What is expected:
Count how many lines in the material below hold the word "Give"; the reply is that number alone.

Stored data entries
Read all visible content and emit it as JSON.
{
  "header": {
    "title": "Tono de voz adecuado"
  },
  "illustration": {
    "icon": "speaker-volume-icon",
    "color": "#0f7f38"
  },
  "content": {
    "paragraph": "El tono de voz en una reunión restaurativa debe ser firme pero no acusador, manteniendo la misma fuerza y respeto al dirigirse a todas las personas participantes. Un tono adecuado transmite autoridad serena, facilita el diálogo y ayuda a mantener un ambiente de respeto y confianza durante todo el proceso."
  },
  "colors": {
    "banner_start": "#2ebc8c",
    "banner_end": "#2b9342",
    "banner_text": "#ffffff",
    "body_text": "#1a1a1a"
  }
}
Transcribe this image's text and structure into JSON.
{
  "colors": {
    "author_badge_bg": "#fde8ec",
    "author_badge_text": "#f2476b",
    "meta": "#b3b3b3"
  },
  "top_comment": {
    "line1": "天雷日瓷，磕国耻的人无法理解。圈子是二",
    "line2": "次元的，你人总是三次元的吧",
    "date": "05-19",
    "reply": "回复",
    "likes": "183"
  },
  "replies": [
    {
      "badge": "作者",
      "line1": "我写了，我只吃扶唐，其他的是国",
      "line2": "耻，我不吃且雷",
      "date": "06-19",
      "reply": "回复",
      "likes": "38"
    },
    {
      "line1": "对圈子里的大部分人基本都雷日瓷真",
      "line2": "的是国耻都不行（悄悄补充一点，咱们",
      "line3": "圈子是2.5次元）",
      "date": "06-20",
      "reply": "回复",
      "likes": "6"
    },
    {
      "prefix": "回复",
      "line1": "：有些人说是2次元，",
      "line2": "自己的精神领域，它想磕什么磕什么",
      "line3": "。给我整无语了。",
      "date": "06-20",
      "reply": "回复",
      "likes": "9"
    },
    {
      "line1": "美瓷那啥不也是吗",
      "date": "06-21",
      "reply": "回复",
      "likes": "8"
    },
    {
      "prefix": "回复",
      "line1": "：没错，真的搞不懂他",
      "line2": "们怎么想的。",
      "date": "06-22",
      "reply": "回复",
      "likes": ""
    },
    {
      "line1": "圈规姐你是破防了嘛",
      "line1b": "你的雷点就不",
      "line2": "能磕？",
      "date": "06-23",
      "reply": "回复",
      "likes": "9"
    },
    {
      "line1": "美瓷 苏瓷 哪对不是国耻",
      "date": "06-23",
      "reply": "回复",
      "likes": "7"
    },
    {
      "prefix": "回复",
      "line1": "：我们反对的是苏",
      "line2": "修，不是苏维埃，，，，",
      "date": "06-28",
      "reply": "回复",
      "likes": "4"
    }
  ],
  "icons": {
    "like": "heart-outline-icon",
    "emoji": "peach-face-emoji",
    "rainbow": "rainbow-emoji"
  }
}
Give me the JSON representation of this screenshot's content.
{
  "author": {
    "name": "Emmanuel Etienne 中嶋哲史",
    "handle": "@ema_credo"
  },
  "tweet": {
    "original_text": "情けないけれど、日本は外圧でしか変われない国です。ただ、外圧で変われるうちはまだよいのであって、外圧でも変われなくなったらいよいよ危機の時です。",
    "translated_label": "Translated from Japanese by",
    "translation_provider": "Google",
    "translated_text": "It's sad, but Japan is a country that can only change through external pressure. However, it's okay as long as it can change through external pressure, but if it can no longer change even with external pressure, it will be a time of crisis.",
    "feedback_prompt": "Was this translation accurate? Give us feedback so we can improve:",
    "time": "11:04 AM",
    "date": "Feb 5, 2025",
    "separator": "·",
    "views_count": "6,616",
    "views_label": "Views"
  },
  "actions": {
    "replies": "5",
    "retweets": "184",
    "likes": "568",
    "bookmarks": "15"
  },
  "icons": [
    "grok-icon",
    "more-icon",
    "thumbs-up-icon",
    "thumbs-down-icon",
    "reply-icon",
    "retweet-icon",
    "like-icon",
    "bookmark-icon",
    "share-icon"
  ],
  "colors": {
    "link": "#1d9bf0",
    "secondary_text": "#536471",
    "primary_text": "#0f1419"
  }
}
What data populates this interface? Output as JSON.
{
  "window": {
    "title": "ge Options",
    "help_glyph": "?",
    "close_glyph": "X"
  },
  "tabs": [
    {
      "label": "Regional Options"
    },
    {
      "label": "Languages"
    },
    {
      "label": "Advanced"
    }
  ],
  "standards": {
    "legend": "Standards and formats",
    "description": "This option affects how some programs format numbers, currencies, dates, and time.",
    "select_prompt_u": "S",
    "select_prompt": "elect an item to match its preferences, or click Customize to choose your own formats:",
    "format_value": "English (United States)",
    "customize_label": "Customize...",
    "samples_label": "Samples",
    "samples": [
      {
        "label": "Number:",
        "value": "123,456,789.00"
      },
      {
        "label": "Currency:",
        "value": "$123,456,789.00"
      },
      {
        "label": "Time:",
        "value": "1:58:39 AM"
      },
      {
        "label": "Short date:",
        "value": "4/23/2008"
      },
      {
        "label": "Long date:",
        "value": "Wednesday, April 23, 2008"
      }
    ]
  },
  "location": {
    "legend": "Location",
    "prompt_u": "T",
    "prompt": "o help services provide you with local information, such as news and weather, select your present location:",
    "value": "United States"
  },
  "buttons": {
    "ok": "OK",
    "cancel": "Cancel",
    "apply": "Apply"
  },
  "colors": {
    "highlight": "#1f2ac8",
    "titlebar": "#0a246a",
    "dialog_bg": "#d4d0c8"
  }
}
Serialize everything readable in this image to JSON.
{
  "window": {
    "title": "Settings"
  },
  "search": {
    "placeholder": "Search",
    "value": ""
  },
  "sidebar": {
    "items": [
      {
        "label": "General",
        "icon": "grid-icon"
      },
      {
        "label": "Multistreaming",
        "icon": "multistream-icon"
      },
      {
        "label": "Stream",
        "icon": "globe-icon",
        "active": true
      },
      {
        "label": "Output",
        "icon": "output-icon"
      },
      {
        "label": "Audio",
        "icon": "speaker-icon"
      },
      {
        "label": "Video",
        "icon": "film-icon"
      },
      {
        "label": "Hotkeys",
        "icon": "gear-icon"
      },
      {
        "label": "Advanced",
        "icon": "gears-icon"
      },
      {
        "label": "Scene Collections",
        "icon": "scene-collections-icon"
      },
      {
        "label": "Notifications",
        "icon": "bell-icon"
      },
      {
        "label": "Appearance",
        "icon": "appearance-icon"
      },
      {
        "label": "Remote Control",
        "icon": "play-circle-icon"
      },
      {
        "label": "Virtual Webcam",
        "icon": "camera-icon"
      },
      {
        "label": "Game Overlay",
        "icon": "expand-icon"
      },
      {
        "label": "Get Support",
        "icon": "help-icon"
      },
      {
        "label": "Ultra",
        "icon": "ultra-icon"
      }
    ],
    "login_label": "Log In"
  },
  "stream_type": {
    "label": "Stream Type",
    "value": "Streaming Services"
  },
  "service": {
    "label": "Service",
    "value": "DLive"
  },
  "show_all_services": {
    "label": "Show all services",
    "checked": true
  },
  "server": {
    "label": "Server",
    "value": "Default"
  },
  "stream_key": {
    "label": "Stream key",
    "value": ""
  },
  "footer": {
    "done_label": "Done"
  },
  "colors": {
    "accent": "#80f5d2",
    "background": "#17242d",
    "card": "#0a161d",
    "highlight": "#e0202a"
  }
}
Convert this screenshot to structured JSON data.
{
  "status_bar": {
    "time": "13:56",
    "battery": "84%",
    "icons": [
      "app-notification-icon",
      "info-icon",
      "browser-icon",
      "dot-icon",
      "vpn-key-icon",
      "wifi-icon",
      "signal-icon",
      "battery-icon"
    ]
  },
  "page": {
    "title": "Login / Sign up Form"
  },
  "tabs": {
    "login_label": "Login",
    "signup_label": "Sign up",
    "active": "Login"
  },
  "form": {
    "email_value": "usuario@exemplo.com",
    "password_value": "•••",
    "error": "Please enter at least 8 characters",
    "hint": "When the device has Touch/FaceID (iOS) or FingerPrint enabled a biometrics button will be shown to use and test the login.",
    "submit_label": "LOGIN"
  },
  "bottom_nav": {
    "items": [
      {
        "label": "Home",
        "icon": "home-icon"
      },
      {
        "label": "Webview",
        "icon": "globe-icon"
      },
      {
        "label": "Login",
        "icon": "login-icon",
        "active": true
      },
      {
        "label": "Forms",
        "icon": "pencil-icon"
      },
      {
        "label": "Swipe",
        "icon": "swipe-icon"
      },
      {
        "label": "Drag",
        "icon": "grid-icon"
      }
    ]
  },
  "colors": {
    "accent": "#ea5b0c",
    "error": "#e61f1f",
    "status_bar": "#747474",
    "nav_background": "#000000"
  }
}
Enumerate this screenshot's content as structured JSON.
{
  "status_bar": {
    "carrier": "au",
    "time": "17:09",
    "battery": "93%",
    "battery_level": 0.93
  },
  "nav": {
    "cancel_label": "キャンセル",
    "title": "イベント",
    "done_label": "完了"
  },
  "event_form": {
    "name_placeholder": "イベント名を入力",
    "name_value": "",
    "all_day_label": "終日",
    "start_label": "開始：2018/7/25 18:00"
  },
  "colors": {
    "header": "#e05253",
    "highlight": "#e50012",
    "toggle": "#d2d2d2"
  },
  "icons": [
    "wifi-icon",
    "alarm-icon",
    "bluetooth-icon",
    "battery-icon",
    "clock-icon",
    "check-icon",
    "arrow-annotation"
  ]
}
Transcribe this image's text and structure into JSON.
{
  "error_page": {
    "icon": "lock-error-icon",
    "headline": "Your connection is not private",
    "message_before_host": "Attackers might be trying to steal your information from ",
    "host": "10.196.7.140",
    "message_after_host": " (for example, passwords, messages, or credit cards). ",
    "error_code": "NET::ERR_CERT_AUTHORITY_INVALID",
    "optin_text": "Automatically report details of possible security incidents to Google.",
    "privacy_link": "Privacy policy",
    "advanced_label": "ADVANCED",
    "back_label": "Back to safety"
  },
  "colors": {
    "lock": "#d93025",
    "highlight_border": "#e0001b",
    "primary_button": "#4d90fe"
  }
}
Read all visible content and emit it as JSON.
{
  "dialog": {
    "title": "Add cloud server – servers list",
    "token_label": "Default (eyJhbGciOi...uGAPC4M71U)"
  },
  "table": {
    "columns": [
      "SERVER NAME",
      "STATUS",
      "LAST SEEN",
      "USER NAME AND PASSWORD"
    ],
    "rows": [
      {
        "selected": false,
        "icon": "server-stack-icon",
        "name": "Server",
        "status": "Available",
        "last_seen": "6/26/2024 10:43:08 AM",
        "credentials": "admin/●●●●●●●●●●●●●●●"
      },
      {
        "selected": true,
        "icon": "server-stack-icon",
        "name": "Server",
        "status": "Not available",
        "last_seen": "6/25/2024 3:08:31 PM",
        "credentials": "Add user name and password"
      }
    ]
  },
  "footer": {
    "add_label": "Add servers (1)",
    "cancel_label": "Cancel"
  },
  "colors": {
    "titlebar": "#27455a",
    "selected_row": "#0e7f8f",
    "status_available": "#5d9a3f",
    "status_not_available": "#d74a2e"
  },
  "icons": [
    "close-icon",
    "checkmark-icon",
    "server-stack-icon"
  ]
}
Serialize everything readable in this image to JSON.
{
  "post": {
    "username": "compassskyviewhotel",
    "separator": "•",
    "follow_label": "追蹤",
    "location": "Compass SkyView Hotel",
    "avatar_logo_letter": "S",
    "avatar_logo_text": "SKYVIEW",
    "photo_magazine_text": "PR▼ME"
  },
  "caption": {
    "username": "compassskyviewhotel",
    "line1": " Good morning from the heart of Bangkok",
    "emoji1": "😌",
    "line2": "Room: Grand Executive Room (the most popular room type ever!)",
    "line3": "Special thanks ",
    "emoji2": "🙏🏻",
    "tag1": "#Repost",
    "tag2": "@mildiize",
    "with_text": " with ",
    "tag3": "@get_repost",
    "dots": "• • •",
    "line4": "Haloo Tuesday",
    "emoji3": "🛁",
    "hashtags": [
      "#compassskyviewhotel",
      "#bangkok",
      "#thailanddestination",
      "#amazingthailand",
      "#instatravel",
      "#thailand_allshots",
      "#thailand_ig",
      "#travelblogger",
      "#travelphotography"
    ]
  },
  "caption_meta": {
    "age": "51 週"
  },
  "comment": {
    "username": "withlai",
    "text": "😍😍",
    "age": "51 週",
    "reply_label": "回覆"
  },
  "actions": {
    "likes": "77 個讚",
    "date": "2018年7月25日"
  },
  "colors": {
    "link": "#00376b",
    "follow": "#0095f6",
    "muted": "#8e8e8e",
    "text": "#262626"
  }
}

Solution for this exercise:
2